◆ **OBJECTIVE**
Output the part of the forum post about partial derivatives of the bivariate normal density, starting at "Suppose I have" and ending at "between $x$ and $y$.", word for word.
===== DOCUMENT =====
I'm having quite a bit of trouble trying to understand how to to calculate partial derivatives of a specific function.
Suppose I have the standard bivariate normal density function:
$$\begin{eqnarray}
f(x,y,\rho)&=&\phi_2\left(x,y \text{ }\bigg| \text{ }\text{mean}=\begin{bmatrix}
0 \\ 0 \end{bmatrix} ,\text{cov}=\begin{bmatrix}
1 & \rho \\ \rho & 1 \end{bmatrix} \right) \\
&=&\frac{1}{2\pi\sqrt{1-\rho^2}}\exp \left(-\frac{x^2-2\rho x y + y^2}{2(1-\rho^2)}\right)
\end{eqnarray}$$
where $\rho$ is the correlation term between $x$ and $y$.
===== PROVIDED DATA =====
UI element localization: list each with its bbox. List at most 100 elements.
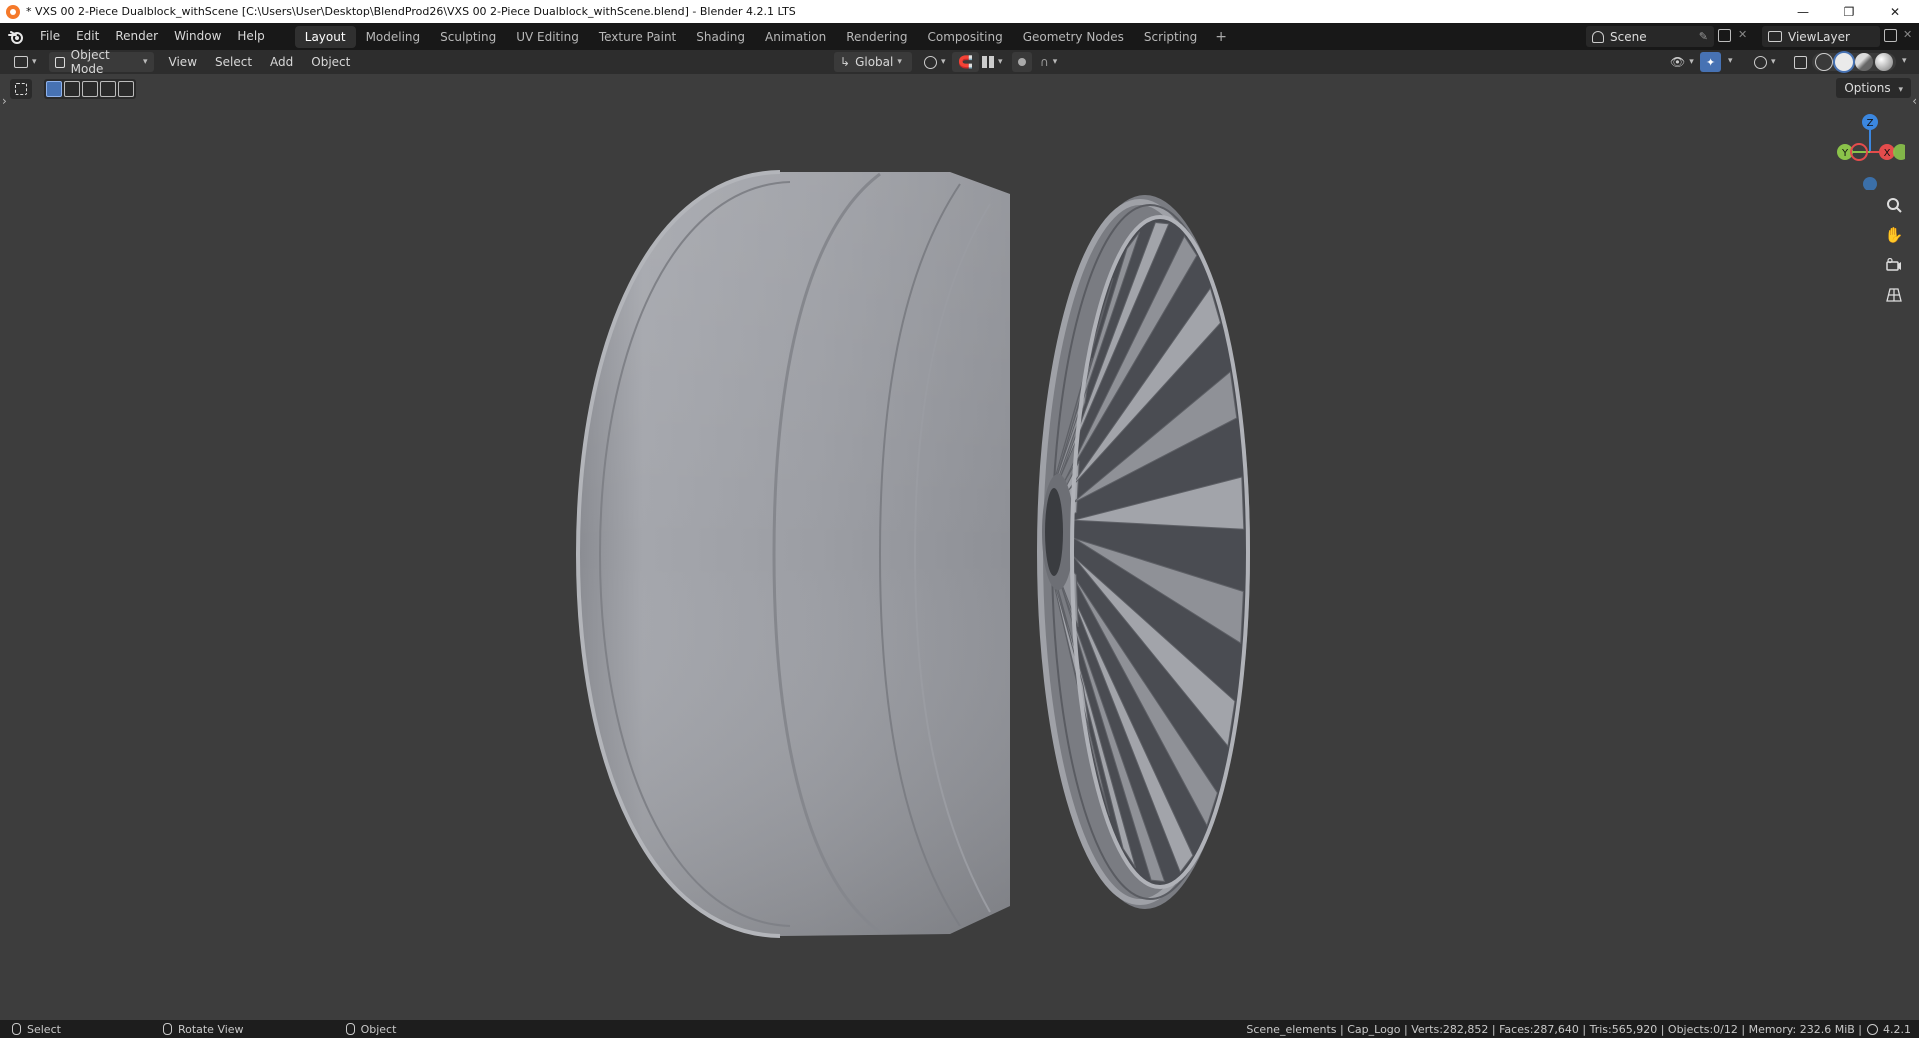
=====
◆ **RESULT BELOW**
Suppose I have the standard bivariate normal density function:
$$\begin{eqnarray}
f(x,y,\rho)&=&\phi_2\left(x,y \text{ }\bigg| \text{ }\text{mean}=\begin{bmatrix}
0 \\ 0 \end{bmatrix} ,\text{cov}=\begin{bmatrix}
1 & \rho \\ \rho & 1 \end{bmatrix} \right) \\
&=&\frac{1}{2\pi\sqrt{1-\rho^2}}\exp \left(-\frac{x^2-2\rho x y + y^2}{2(1-\rho^2)}\right)
\end{eqnarray}$$
where $\rho$ is the correlation term between $x$ and $y$.